Exercise materials

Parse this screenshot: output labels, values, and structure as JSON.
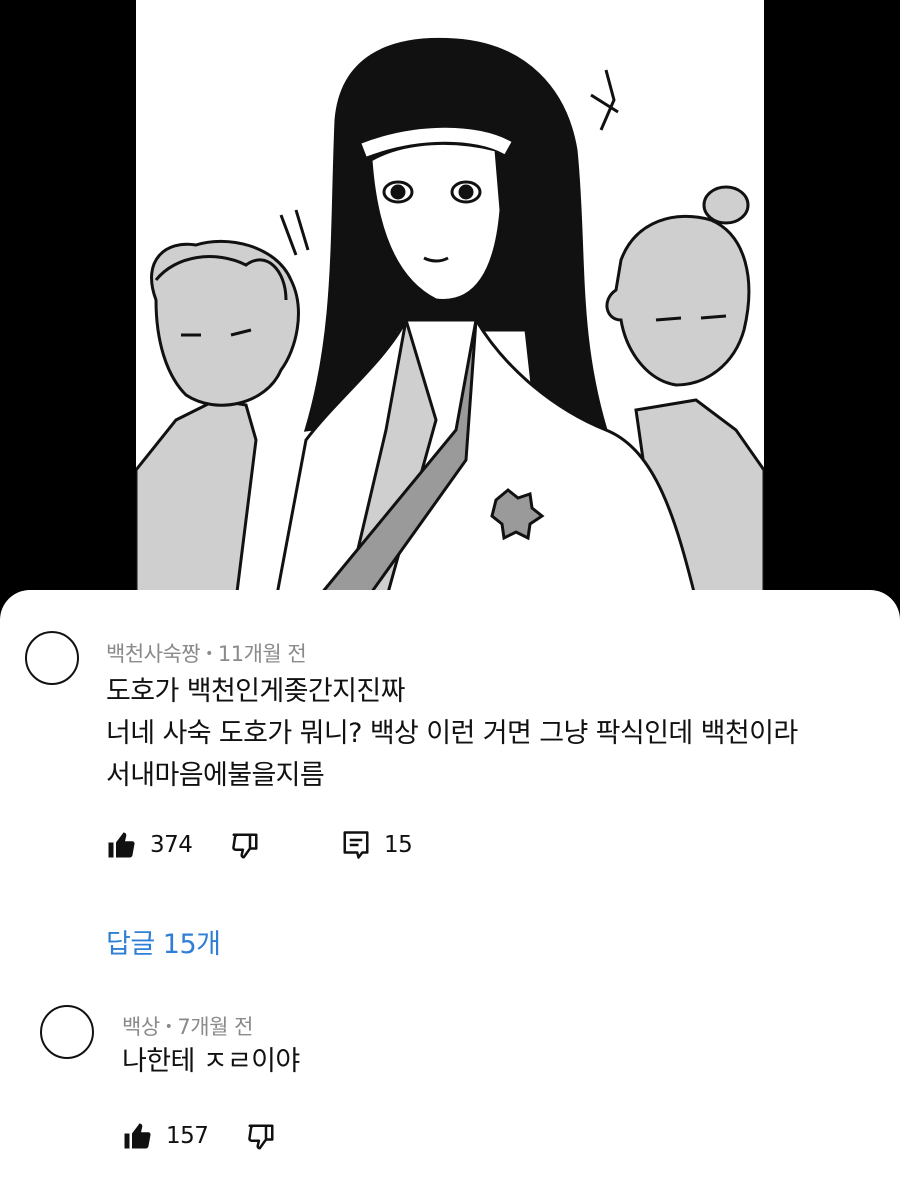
{
  "comment": {
    "author": "백천사숙짱",
    "separator": "•",
    "time": "11개월 전",
    "lines": [
      "도호가 백천인게좆간지진짜",
      "너네 사숙 도호가 뭐니? 백상 이런 거면 그냥 팍식인데 백천이라",
      "서내마음에불을지름"
    ],
    "like_count": "374",
    "reply_count": "15",
    "replies_link": "답글 15개"
  },
  "reply": {
    "author": "백상",
    "separator": "•",
    "time": "7개월 전",
    "text": "나한테 ㅈㄹ이야",
    "like_count": "157"
  },
  "colors": {
    "link": "#2f7fd6",
    "meta": "#8a8a8a",
    "text": "#111111",
    "background": "#000000"
  },
  "icons": [
    "thumbs-up-filled-icon",
    "thumbs-down-outline-icon",
    "comment-icon"
  ]
}
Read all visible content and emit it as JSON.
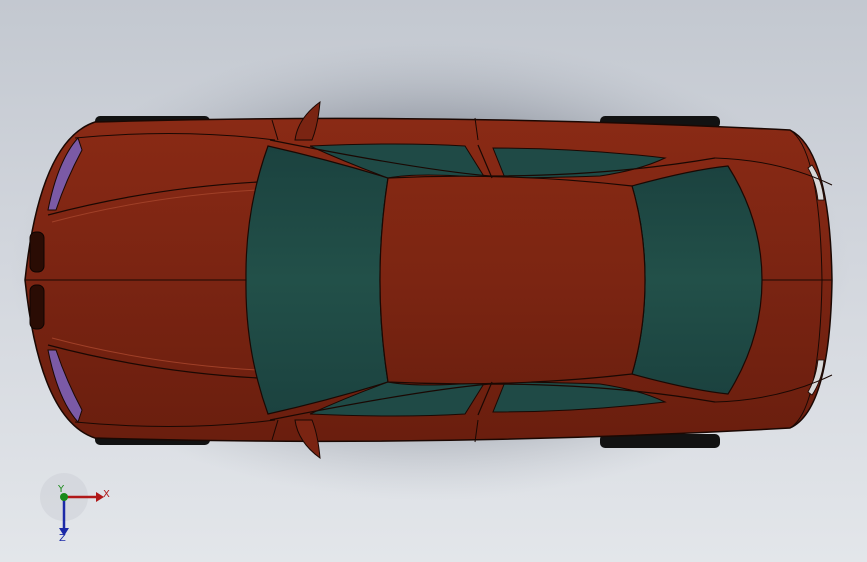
{
  "viewport": {
    "background_top": "#c3c8d0",
    "background_bottom": "#e3e6ea"
  },
  "model": {
    "subject": "sedan-car-top-view",
    "body_color": "#7a2412",
    "body_shade": "#5e1a0c",
    "glass_color": "#1f4a46",
    "headlight_color": "#7b5aa6",
    "edge_color": "#1a0803"
  },
  "triad": {
    "x_label": "X",
    "y_label": "Y",
    "z_label": "Z",
    "x_color": "#b01818",
    "y_color": "#1a8a1a",
    "z_color": "#1c2aa8"
  }
}
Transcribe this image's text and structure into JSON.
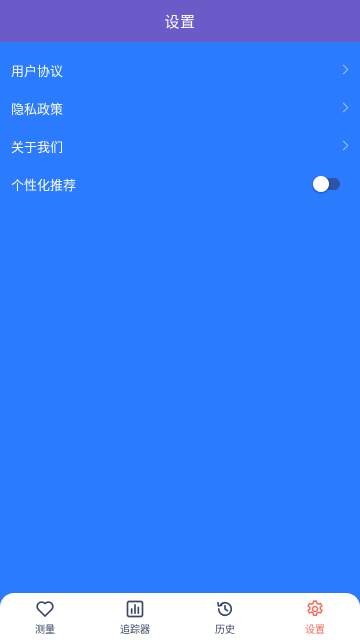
{
  "header": {
    "title": "设置"
  },
  "settings": {
    "items": [
      {
        "label": "用户协议",
        "icon": "chevron-right-icon"
      },
      {
        "label": "隐私政策",
        "icon": "chevron-right-icon"
      },
      {
        "label": "关于我们",
        "icon": "chevron-right-icon"
      },
      {
        "label": "个性化推荐",
        "toggle": false
      }
    ]
  },
  "tabbar": {
    "tabs": [
      {
        "label": "测量",
        "icon": "heart-icon",
        "active": false
      },
      {
        "label": "追踪器",
        "icon": "bar-chart-icon",
        "active": false
      },
      {
        "label": "历史",
        "icon": "history-icon",
        "active": false
      },
      {
        "label": "设置",
        "icon": "gear-icon",
        "active": true
      }
    ]
  },
  "colors": {
    "header_bg": "#6a5bc9",
    "page_bg": "#2b7bff",
    "tab_active": "#ef6b5c",
    "tab_inactive": "#3b4766"
  }
}
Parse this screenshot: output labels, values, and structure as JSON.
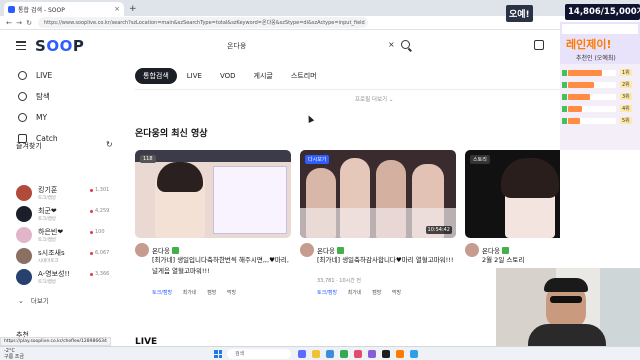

Directions
From the entries above, copy every line where the word "thumbs" shows up.

Worked solution
    "thumbs-up-filled-icon",
    "thumbs-down-outline-icon",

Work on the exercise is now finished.